### WHAT THE EXERCISE ASKS:
Exclude the pictures and retype the entries as written.

-- START PROVIDED DATA --

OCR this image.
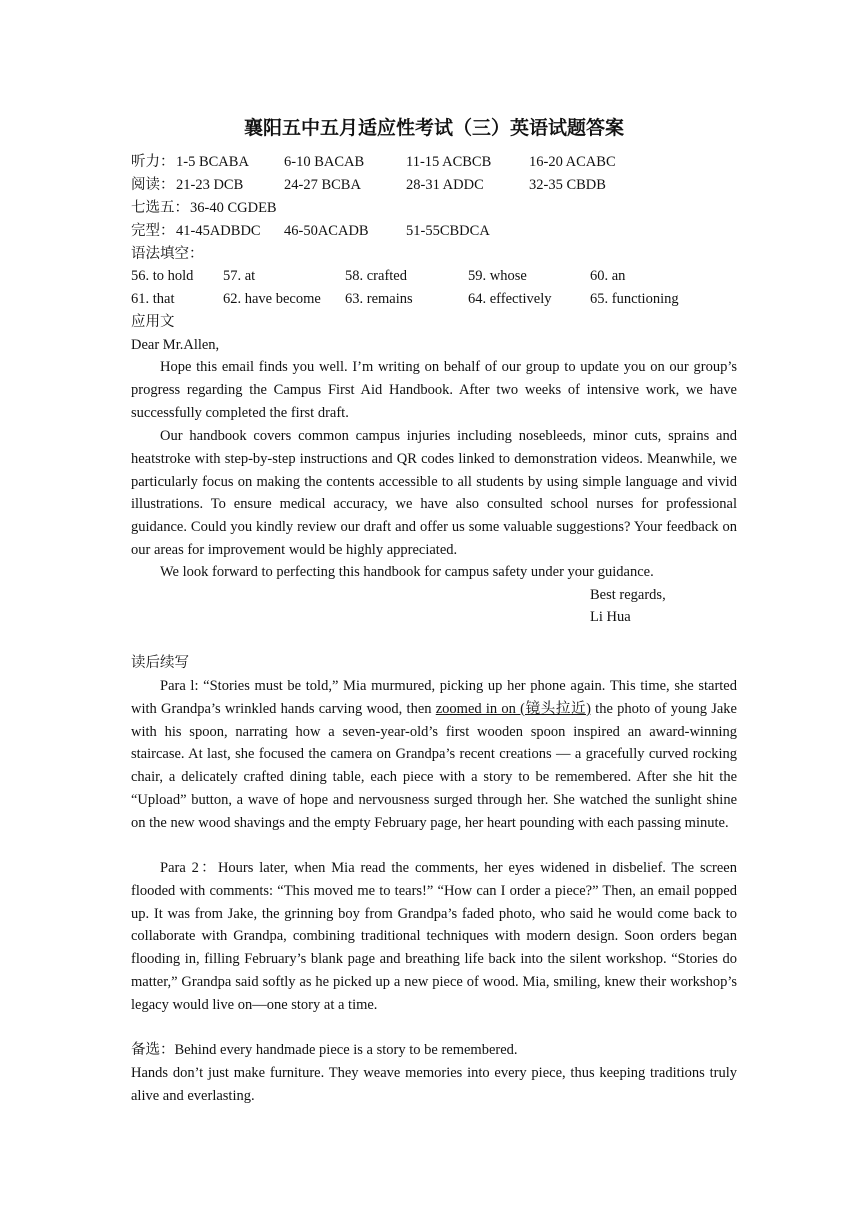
襄阳五中五月适应性考试（三）英语试题答案
听力： 1-5 BCABA 6-10 BACAB	11-15 ACBCB	16-20 ACABC
阅读： 21-23 DCB	24-27 BCBA	28-31 ADDC	32-35 CBDB
七选五： 36-40 CGDEB
完型： 41-45ADBDC 46-50ACADB	51-55CBDCA
语法填空：
56. to hold 57. at	58. crafted	59. whose	60. an
61. that	62. have become 63. remains	64. effectively	65. functioning
应用文
Dear Mr.Allen,
Hope this email finds you well. I’m writing on behalf of our group to update you on our group’s progress regarding the Campus First Aid Handbook. After two weeks of intensive work, we have successfully completed the first draft.
Our handbook covers common campus injuries including nosebleeds, minor cuts, sprains and heatstroke with step-by-step instructions and QR codes linked to demonstration videos. Meanwhile, we particularly focus on making the contents accessible to all students by using simple language and vivid illustrations. To ensure medical accuracy, we have also consulted school nurses for professional guidance. Could you kindly review our draft and offer us some valuable suggestions? Your feedback on our areas for improvement would be highly appreciated.
We look forward to perfecting this handbook for campus safety under your guidance.
Best regards,
Li Hua
读后续写
Para l: “Stories must be told,” Mia murmured, picking up her phone again. This time, she started with Grandpa’s wrinkled hands carving wood, then zoomed in on (镜头拉近) the photo of young Jake with his spoon, narrating how a seven-year-old’s first wooden spoon inspired an award-winning staircase. At last, she focused the camera on Grandpa’s recent creations — a gracefully curved rocking chair, a delicately crafted dining table, each piece with a story to be remembered. After she hit the “Upload” button, a wave of hope and nervousness surged through her. She watched the sunlight shine on the new wood shavings and the empty February page, her heart pounding with each passing minute.
Para 2：Hours later, when Mia read the comments, her eyes widened in disbelief. The screen flooded with comments: “This moved me to tears!” “How can I order a piece?” Then, an email popped up. It was from Jake, the grinning boy from Grandpa’s faded photo, who said he would come back to collaborate with Grandpa, combining traditional techniques with modern design. Soon orders began flooding in, filling February’s blank page and breathing life back into the silent workshop. “Stories do matter,” Grandpa said softly as he picked up a new piece of wood. Mia, smiling, knew their workshop’s legacy would live on—one story at a time.
备选：Behind every handmade piece is a story to be remembered.
Hands don’t just make furniture. They weave memories into every piece, thus keeping traditions truly alive and everlasting.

-- END PROVIDED DATA --

### WORKED SOLUTION:
OCR this image.
襄阳五中五月适应性考试（三）英语试题答案
听力： 1-5 BCABA 6-10 BACAB	11-15 ACBCB	16-20 ACABC
阅读： 21-23 DCB	24-27 BCBA	28-31 ADDC	32-35 CBDB
七选五： 36-40 CGDEB
完型： 41-45ADBDC 46-50ACADB	51-55CBDCA
语法填空：
56. to hold 57. at	58. crafted	59. whose	60. an
61. that	62. have become 63. remains	64. effectively	65. functioning
应用文
Dear Mr.Allen,
Hope this email finds you well. I’m writing on behalf of our group to update you on our group’s progress regarding the Campus First Aid Handbook. After two weeks of intensive work, we have successfully completed the first draft.
Our handbook covers common campus injuries including nosebleeds, minor cuts, sprains and heatstroke with step-by-step instructions and QR codes linked to demonstration videos. Meanwhile, we particularly focus on making the contents accessible to all students by using simple language and vivid illustrations. To ensure medical accuracy, we have also consulted school nurses for professional guidance. Could you kindly review our draft and offer us some valuable suggestions? Your feedback on our areas for improvement would be highly appreciated.
We look forward to perfecting this handbook for campus safety under your guidance.
Best regards,
Li Hua
读后续写
Para l: “Stories must be told,” Mia murmured, picking up her phone again. This time, she started with Grandpa’s wrinkled hands carving wood, then zoomed in on (镜头拉近) the photo of young Jake with his spoon, narrating how a seven-year-old’s first wooden spoon inspired an award-winning staircase. At last, she focused the camera on Grandpa’s recent creations — a gracefully curved rocking chair, a delicately crafted dining table, each piece with a story to be remembered. After she hit the “Upload” button, a wave of hope and nervousness surged through her. She watched the sunlight shine on the new wood shavings and the empty February page, her heart pounding with each passing minute.
Para 2：Hours later, when Mia read the comments, her eyes widened in disbelief. The screen flooded with comments: “This moved me to tears!” “How can I order a piece?” Then, an email popped up. It was from Jake, the grinning boy from Grandpa’s faded photo, who said he would come back to collaborate with Grandpa, combining traditional techniques with modern design. Soon orders began flooding in, filling February’s blank page and breathing life back into the silent workshop. “Stories do matter,” Grandpa said softly as he picked up a new piece of wood. Mia, smiling, knew their workshop’s legacy would live on—one story at a time.
备选：Behind every handmade piece is a story to be remembered.
Hands don’t just make furniture. They weave memories into every piece, thus keeping traditions truly alive and everlasting.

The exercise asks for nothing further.